_Goal of the exercise_. In the listing below, identify each line with the word "type" and return those lines.

Saved data entries:
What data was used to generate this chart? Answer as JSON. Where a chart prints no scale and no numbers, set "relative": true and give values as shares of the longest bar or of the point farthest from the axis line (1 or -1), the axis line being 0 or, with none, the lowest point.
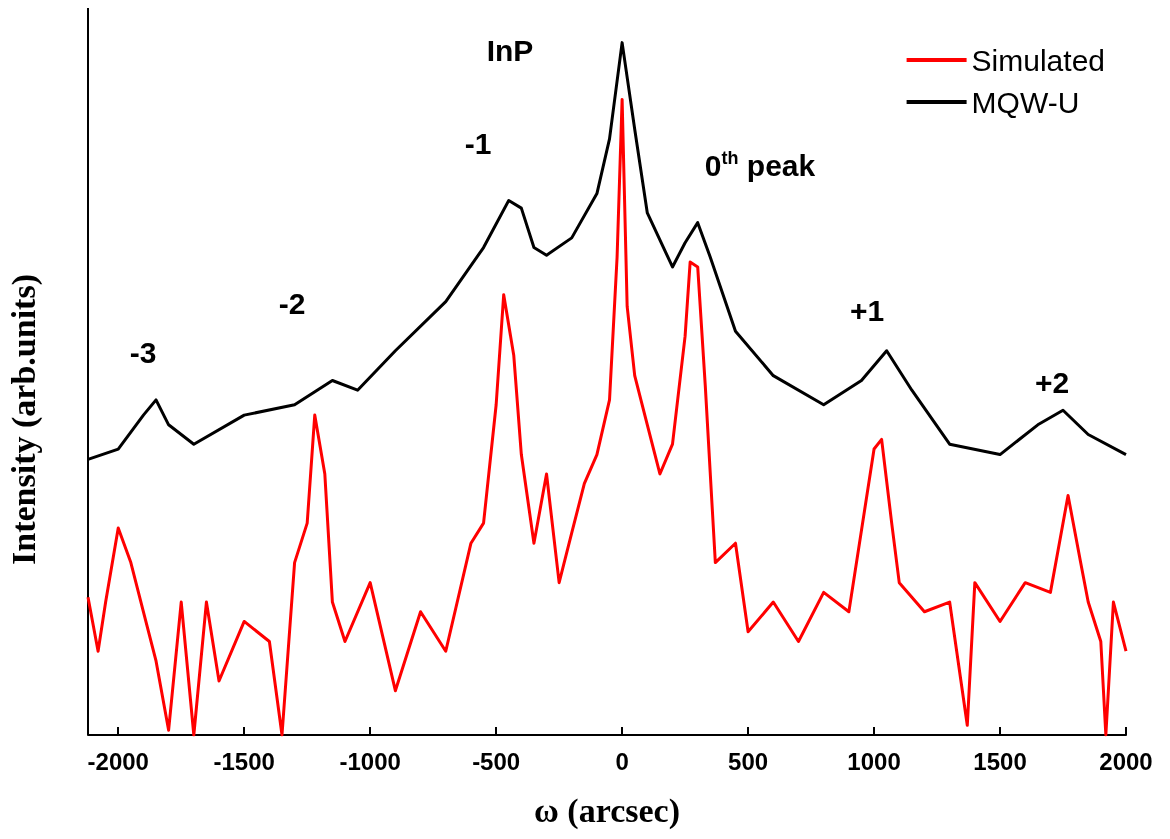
{
  "chart_data": {
    "type": "line",
    "relative": true,
    "xlabel": "ω (arcsec)",
    "ylabel": "Intensity (arb.units)",
    "xlim": [
      -2120,
      2000
    ],
    "xticks": [
      -2000,
      -1500,
      -1000,
      -500,
      0,
      500,
      1000,
      1500,
      2000
    ],
    "legend": "top right",
    "grid": false,
    "marker": "none",
    "line_style": "solid",
    "series": [
      {
        "name": "Simulated",
        "color": "#ff0000",
        "x": [
          -2120,
          -2080,
          -2050,
          -2000,
          -1950,
          -1900,
          -1850,
          -1800,
          -1750,
          -1700,
          -1650,
          -1600,
          -1500,
          -1400,
          -1350,
          -1300,
          -1250,
          -1220,
          -1180,
          -1150,
          -1100,
          -1000,
          -900,
          -800,
          -700,
          -600,
          -550,
          -500,
          -470,
          -430,
          -400,
          -350,
          -300,
          -250,
          -200,
          -150,
          -100,
          -50,
          -20,
          0,
          20,
          50,
          100,
          150,
          200,
          250,
          270,
          300,
          330,
          370,
          450,
          500,
          600,
          700,
          800,
          900,
          1000,
          1030,
          1070,
          1100,
          1200,
          1300,
          1370,
          1400,
          1500,
          1600,
          1700,
          1770,
          1820,
          1850,
          1900,
          1920,
          1950,
          2000
        ],
        "values": [
          0.199,
          0.121,
          0.192,
          0.299,
          0.249,
          0.178,
          0.107,
          0.007,
          0.192,
          0,
          0.192,
          0.078,
          0.164,
          0.135,
          0,
          0.249,
          0.306,
          0.462,
          0.377,
          0.192,
          0.135,
          0.22,
          0.064,
          0.178,
          0.121,
          0.277,
          0.306,
          0.477,
          0.636,
          0.548,
          0.405,
          0.277,
          0.377,
          0.22,
          0.292,
          0.363,
          0.405,
          0.484,
          0.69,
          0.918,
          0.619,
          0.519,
          0.448,
          0.377,
          0.42,
          0.576,
          0.683,
          0.676,
          0.505,
          0.249,
          0.277,
          0.149,
          0.192,
          0.135,
          0.206,
          0.178,
          0.413,
          0.427,
          0.306,
          0.22,
          0.178,
          0.192,
          0.014,
          0.22,
          0.164,
          0.22,
          0.206,
          0.346,
          0.249,
          0.192,
          0.135,
          0,
          0.192,
          0.121
        ]
      },
      {
        "name": "MQW-U",
        "color": "#000000",
        "x": [
          -2120,
          -2000,
          -1900,
          -1850,
          -1800,
          -1700,
          -1500,
          -1300,
          -1150,
          -1050,
          -900,
          -700,
          -550,
          -450,
          -400,
          -350,
          -300,
          -200,
          -100,
          -50,
          0,
          50,
          100,
          200,
          250,
          300,
          350,
          450,
          600,
          800,
          950,
          1050,
          1150,
          1300,
          1500,
          1650,
          1750,
          1850,
          2000
        ],
        "values": [
          0.398,
          0.413,
          0.462,
          0.484,
          0.448,
          0.42,
          0.462,
          0.477,
          0.512,
          0.498,
          0.555,
          0.626,
          0.704,
          0.772,
          0.761,
          0.704,
          0.693,
          0.718,
          0.782,
          0.861,
          1,
          0.875,
          0.754,
          0.676,
          0.711,
          0.74,
          0.69,
          0.583,
          0.519,
          0.477,
          0.512,
          0.555,
          0.498,
          0.42,
          0.405,
          0.448,
          0.469,
          0.434,
          0.405
        ]
      }
    ],
    "annotations": [
      "InP",
      "-1",
      "0$^{th}$ peak",
      "-2",
      "-3",
      "+1",
      "+2"
    ]
  }
}
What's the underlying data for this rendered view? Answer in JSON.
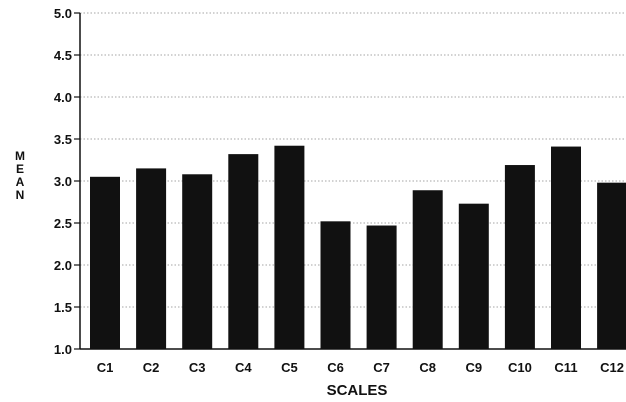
{
  "chart_data": {
    "type": "bar",
    "categories": [
      "C1",
      "C2",
      "C3",
      "C4",
      "C5",
      "C6",
      "C7",
      "C8",
      "C9",
      "C10",
      "C11",
      "C12"
    ],
    "values": [
      3.05,
      3.15,
      3.08,
      3.32,
      3.42,
      2.52,
      2.47,
      2.89,
      2.73,
      3.19,
      3.41,
      2.98
    ],
    "title": "",
    "xlabel": "SCALES",
    "ylabel": "MEAN",
    "ylim": [
      1.0,
      5.0
    ],
    "yticks": [
      "1.0",
      "1.5",
      "2.0",
      "2.5",
      "3.0",
      "3.5",
      "4.0",
      "4.5",
      "5.0"
    ],
    "grid": "horizontal dotted",
    "bar_color": "#111111"
  }
}
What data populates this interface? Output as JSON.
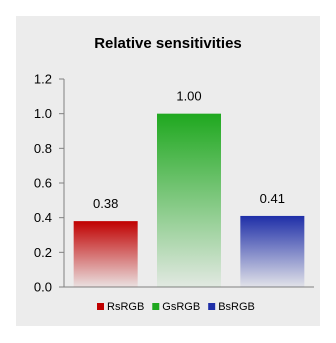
{
  "chart_data": {
    "type": "bar",
    "title": "Relative sensitivities",
    "categories": [
      "RsRGB",
      "GsRGB",
      "BsRGB"
    ],
    "values": [
      0.38,
      1.0,
      0.41
    ],
    "data_labels": [
      "0.38",
      "1.00",
      "0.41"
    ],
    "colors": [
      "#c00000",
      "#1fa81f",
      "#1f2fa8"
    ],
    "ylim": [
      0,
      1.2
    ],
    "yticks": [
      "0.0",
      "0.2",
      "0.4",
      "0.6",
      "0.8",
      "1.0",
      "1.2"
    ],
    "xlabel": "",
    "ylabel": "",
    "grid": false,
    "legend": "bottom"
  }
}
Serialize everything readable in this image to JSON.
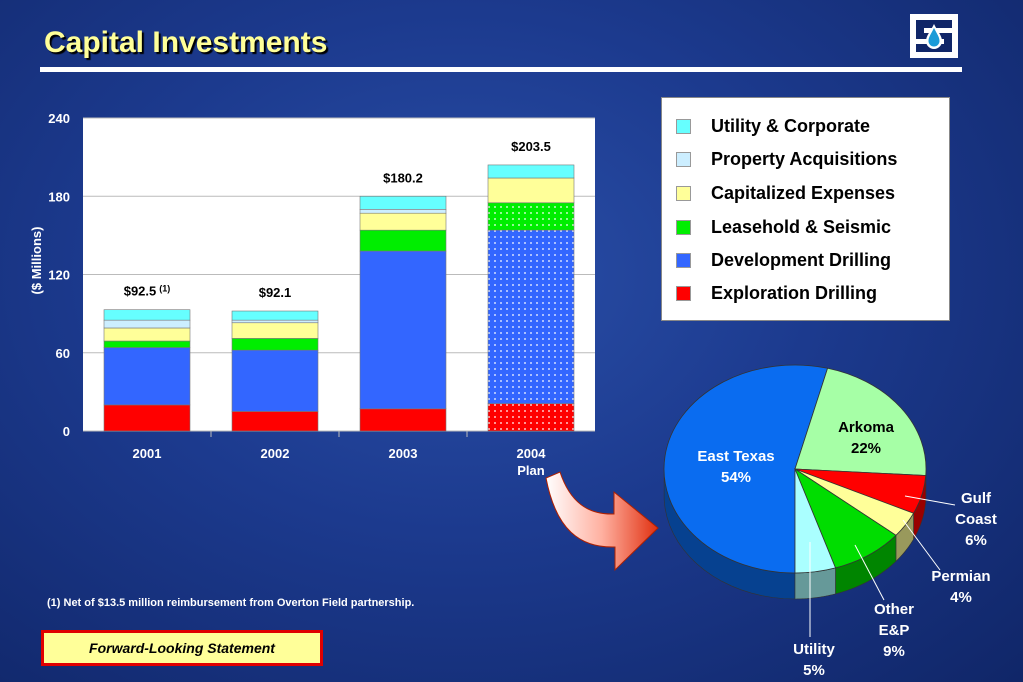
{
  "slide": {
    "title": "Capital Investments",
    "footnote": "(1)   Net of $13.5 million reimbursement from Overton Field partnership.",
    "forward_looking": "Forward-Looking Statement"
  },
  "legend": [
    {
      "label": "Utility & Corporate",
      "color": "#66ffff"
    },
    {
      "label": "Property Acquisitions",
      "color": "#cceeff"
    },
    {
      "label": "Capitalized Expenses",
      "color": "#ffff99"
    },
    {
      "label": "Leasehold & Seismic",
      "color": "#00ee00"
    },
    {
      "label": "Development Drilling",
      "color": "#3366ff"
    },
    {
      "label": "Exploration Drilling",
      "color": "#ff0000"
    }
  ],
  "chart_data": [
    {
      "type": "bar",
      "stacked": true,
      "ylabel": "($ Millions)",
      "ylim": [
        0,
        240
      ],
      "yticks": [
        0,
        60,
        120,
        180,
        240
      ],
      "grid": true,
      "categories": [
        "2001",
        "2002",
        "2003",
        "2004\nPlan"
      ],
      "totals": [
        "$92.5",
        "$92.1",
        "$180.2",
        "$203.5"
      ],
      "total_superscripts": [
        "(1)",
        "",
        "",
        ""
      ],
      "series": [
        {
          "name": "Exploration Drilling",
          "values": [
            20,
            15,
            17,
            21
          ]
        },
        {
          "name": "Development Drilling",
          "values": [
            44,
            47,
            121,
            133
          ]
        },
        {
          "name": "Leasehold & Seismic",
          "values": [
            5,
            9,
            16,
            21
          ]
        },
        {
          "name": "Capitalized Expenses",
          "values": [
            10,
            12,
            13,
            19
          ]
        },
        {
          "name": "Property Acquisitions",
          "values": [
            6,
            2,
            3,
            0
          ]
        },
        {
          "name": "Utility & Corporate",
          "values": [
            8,
            7,
            10,
            10
          ]
        }
      ],
      "series_colors": [
        "#ff0000",
        "#3366ff",
        "#00ee00",
        "#ffff99",
        "#cceeff",
        "#66ffff"
      ],
      "patterned_categories": [
        "2004\nPlan"
      ]
    },
    {
      "type": "pie",
      "slices": [
        {
          "label": "East Texas",
          "value": 54,
          "pct": "54%",
          "color": "#0a6cf0"
        },
        {
          "label": "Arkoma",
          "value": 22,
          "pct": "22%",
          "color": "#a6ffa6"
        },
        {
          "label": "Gulf Coast",
          "value": 6,
          "pct": "6%",
          "color": "#ff0000"
        },
        {
          "label": "Permian",
          "value": 4,
          "pct": "4%",
          "color": "#ffff99"
        },
        {
          "label": "Other E&P",
          "value": 9,
          "pct": "9%",
          "color": "#00dd00"
        },
        {
          "label": "Utility",
          "value": 5,
          "pct": "5%",
          "color": "#aaffff"
        }
      ]
    }
  ]
}
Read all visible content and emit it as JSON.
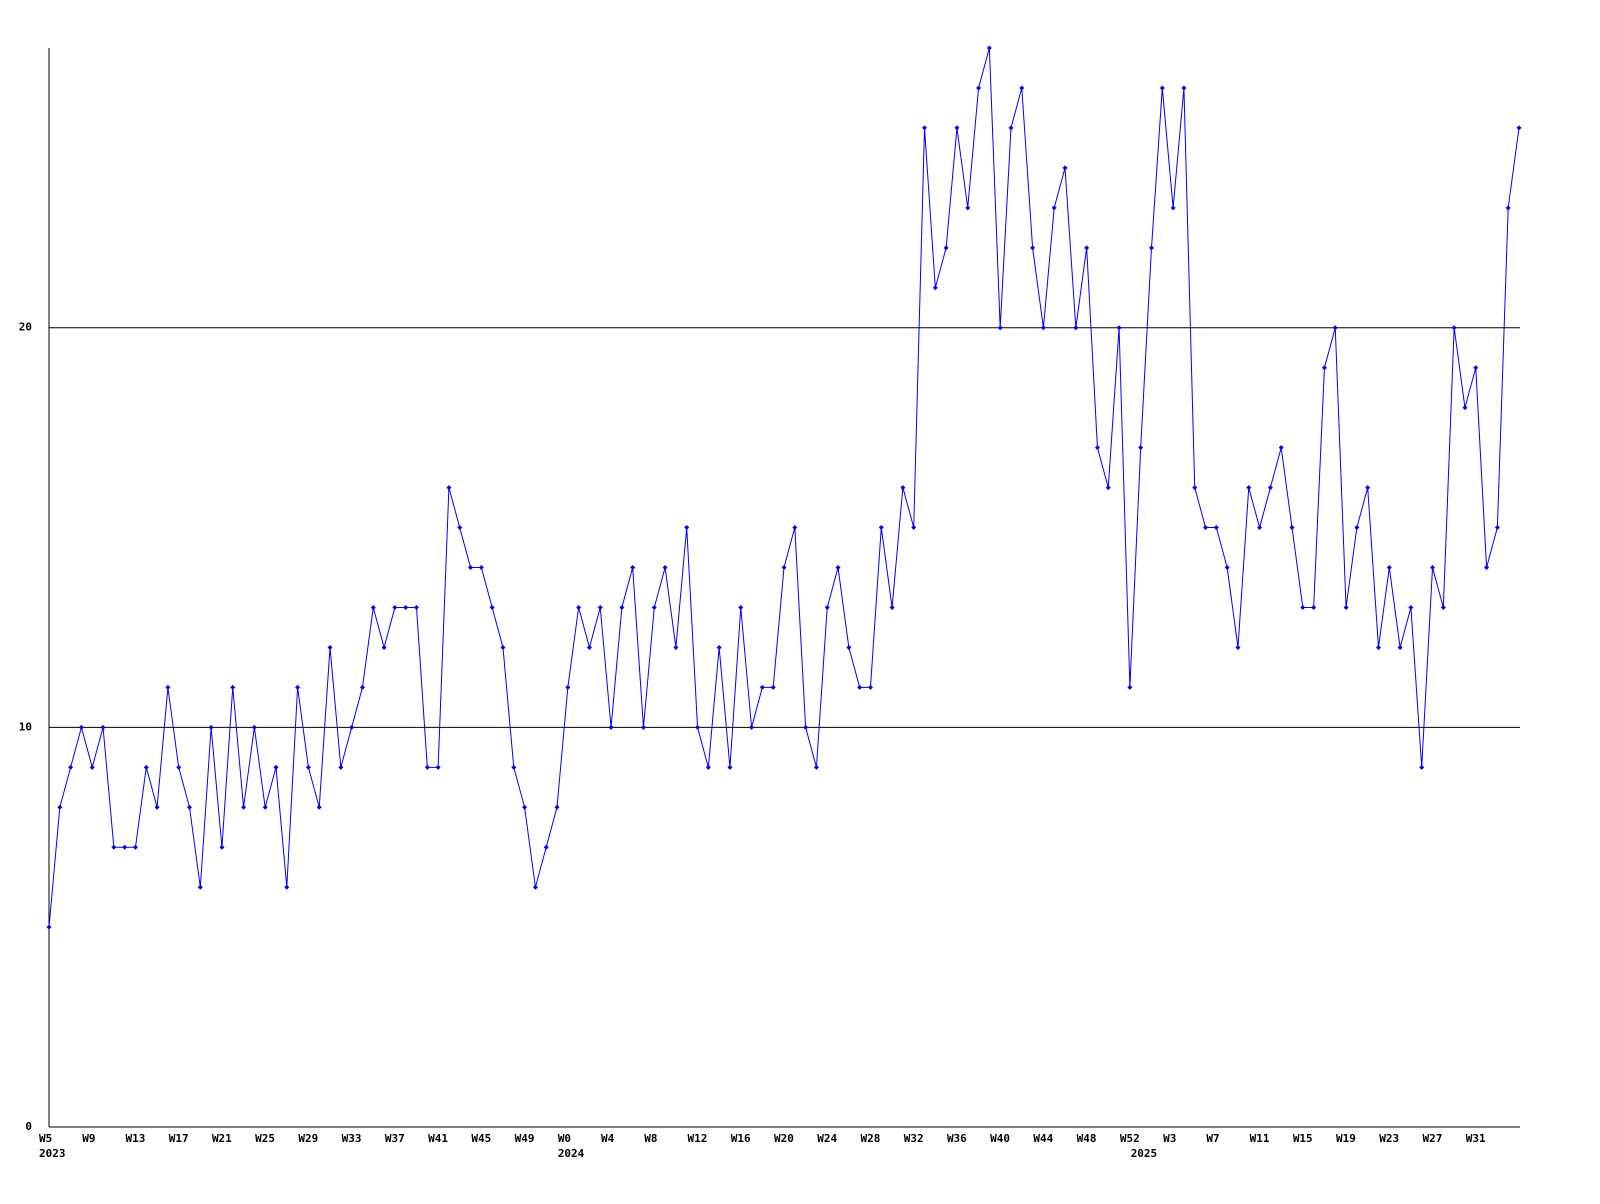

_Reply to the exercise_.
    "type": "line",
    "type": "bar",
    "type": "bar",
      "type": "bar",
      "type": "pie",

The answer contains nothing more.